WORK TO DO
Search the material for the word "gemeenschap" and copy each line that holds it.

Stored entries
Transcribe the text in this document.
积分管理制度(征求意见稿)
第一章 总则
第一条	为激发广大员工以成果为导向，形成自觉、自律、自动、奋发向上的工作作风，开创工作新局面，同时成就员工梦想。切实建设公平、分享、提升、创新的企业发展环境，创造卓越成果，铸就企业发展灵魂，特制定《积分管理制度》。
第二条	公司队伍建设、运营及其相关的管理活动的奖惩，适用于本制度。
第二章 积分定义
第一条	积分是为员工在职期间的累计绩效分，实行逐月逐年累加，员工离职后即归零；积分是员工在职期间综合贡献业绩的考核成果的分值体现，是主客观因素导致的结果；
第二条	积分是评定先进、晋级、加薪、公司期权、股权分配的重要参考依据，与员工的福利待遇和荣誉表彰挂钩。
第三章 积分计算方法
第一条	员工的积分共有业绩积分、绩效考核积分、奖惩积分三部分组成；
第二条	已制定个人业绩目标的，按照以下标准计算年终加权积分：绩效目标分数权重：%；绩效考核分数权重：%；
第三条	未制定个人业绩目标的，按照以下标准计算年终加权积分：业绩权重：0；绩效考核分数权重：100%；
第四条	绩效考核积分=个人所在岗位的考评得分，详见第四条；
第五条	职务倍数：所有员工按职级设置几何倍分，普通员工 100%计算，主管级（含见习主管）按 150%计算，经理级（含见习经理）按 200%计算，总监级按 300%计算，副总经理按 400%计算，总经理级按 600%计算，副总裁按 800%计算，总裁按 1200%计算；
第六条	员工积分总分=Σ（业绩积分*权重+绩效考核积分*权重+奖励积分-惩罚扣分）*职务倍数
--
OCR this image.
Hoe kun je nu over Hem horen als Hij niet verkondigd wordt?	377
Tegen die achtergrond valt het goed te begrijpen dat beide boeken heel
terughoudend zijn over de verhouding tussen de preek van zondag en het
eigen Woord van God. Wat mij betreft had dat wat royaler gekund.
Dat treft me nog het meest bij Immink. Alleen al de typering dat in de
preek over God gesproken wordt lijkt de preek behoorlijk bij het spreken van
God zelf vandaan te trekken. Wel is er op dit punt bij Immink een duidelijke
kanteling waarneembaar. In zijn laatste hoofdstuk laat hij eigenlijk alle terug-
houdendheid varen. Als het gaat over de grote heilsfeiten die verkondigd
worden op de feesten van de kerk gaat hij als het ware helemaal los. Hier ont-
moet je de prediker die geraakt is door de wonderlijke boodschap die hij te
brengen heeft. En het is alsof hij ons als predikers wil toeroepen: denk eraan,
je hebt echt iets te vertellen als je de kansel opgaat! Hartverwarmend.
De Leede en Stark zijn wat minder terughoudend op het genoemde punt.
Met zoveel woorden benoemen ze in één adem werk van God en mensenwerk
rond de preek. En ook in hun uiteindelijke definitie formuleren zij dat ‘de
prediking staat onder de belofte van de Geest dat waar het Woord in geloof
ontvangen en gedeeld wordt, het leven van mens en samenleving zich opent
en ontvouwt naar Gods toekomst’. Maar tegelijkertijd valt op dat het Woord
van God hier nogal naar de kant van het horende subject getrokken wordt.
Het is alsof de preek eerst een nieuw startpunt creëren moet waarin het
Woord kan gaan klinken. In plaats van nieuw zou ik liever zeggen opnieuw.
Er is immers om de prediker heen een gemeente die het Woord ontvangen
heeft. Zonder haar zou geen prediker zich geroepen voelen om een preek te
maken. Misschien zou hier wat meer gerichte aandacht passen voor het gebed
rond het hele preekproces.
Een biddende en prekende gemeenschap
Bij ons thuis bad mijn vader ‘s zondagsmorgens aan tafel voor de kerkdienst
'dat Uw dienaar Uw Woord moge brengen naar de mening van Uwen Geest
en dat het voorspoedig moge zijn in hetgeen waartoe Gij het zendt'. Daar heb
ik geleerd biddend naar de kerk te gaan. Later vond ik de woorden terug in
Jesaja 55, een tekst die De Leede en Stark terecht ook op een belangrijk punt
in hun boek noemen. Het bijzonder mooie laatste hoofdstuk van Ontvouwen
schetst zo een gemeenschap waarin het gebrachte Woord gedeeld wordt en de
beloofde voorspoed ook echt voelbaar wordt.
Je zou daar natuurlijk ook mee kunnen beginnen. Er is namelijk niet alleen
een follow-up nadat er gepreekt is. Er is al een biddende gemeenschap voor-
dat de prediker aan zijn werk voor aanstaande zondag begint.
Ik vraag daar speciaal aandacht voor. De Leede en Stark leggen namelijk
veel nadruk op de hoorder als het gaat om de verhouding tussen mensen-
==
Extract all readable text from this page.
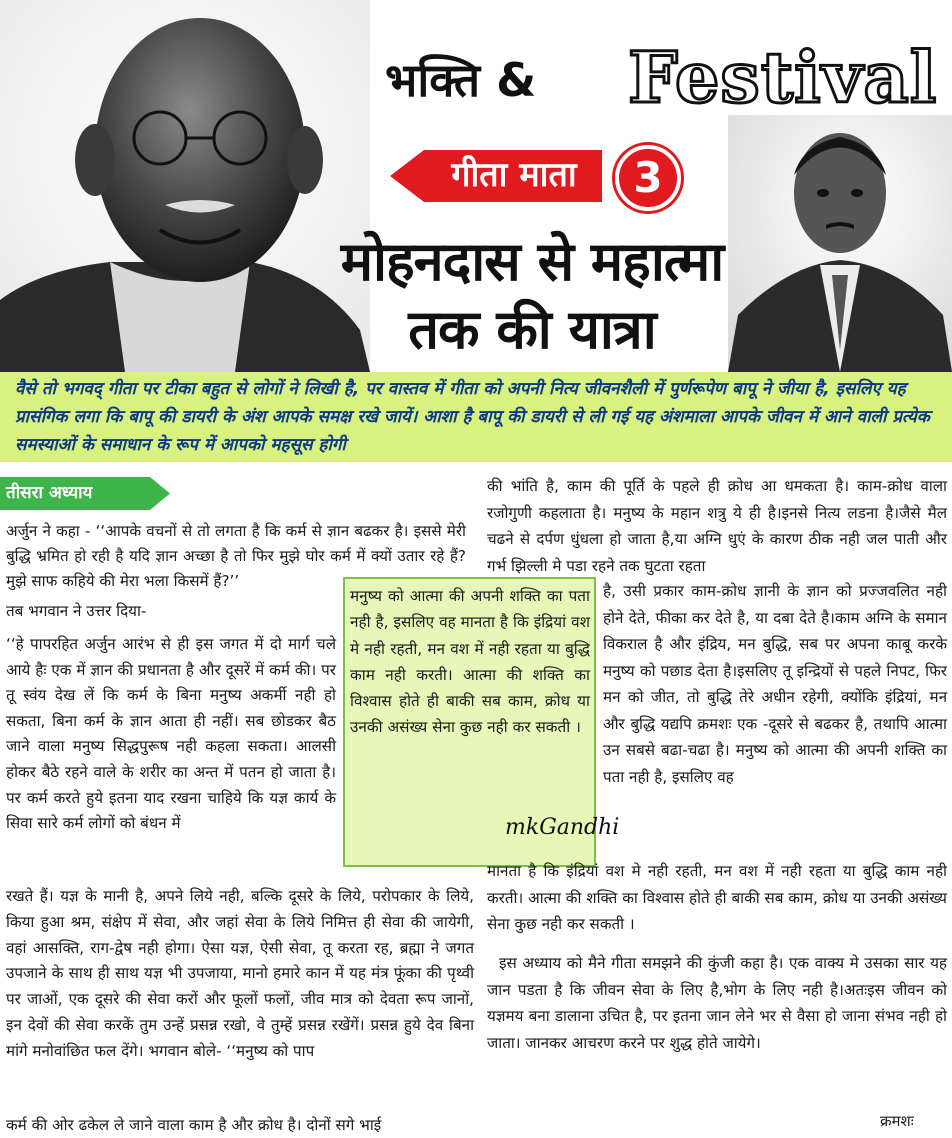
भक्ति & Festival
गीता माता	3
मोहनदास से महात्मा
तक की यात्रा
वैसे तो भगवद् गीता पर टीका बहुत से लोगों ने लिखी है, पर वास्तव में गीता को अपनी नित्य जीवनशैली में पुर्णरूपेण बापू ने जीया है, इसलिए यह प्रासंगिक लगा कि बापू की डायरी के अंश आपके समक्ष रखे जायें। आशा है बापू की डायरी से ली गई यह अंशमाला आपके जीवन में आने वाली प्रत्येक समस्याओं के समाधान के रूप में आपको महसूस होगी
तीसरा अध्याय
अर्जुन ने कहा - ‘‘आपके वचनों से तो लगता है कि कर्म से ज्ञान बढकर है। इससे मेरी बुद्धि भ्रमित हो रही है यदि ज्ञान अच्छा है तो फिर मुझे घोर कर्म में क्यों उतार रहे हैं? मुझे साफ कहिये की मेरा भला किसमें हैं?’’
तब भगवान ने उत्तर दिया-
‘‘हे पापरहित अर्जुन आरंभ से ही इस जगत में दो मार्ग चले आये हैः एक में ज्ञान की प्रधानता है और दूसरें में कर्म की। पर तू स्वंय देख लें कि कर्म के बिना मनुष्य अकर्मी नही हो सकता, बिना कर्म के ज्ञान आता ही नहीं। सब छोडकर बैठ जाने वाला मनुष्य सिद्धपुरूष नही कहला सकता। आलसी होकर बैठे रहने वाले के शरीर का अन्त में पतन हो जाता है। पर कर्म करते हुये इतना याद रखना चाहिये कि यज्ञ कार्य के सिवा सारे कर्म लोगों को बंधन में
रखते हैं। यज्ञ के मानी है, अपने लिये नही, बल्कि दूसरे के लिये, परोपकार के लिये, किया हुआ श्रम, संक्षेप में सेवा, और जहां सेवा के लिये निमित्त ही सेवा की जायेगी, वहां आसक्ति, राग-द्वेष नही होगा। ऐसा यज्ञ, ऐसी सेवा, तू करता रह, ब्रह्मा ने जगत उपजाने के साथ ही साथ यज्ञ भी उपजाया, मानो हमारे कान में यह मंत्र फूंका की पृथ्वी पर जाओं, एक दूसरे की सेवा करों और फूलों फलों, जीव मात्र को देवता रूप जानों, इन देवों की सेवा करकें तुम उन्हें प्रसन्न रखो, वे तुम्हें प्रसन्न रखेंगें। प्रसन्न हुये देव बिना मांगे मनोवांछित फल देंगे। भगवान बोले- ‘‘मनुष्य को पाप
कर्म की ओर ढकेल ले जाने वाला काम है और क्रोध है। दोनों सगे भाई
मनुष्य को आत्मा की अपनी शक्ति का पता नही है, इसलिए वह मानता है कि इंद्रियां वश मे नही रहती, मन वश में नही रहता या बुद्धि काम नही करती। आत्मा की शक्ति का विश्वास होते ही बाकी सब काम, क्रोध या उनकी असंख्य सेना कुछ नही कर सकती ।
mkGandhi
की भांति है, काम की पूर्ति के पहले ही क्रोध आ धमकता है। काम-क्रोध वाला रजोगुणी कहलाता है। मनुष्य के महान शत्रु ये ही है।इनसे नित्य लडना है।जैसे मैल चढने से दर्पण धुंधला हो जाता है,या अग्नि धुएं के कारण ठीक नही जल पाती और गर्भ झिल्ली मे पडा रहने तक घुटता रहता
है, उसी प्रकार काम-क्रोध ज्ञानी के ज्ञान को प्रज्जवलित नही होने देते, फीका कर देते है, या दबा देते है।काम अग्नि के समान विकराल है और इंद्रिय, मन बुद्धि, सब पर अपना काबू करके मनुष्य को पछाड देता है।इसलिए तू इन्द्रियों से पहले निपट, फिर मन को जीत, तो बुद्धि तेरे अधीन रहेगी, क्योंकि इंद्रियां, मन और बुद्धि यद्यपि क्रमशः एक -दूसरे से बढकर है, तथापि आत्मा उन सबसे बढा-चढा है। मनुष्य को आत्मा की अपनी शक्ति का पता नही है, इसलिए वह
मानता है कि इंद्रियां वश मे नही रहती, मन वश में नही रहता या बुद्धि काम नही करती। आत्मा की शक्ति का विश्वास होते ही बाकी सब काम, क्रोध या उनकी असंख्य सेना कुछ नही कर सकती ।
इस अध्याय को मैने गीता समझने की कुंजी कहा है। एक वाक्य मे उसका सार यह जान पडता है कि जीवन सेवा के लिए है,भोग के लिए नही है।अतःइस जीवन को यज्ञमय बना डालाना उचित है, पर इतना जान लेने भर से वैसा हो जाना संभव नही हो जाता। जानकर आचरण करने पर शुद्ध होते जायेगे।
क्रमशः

FULL RESPONSE
Een biddende en prekende gemeenschap
schetst zo een gemeenschap waarin het gebrachte Woord gedeeld wordt en de
een follow-up nadat er gepreekt is. Er is al een biddende gemeenschap voor-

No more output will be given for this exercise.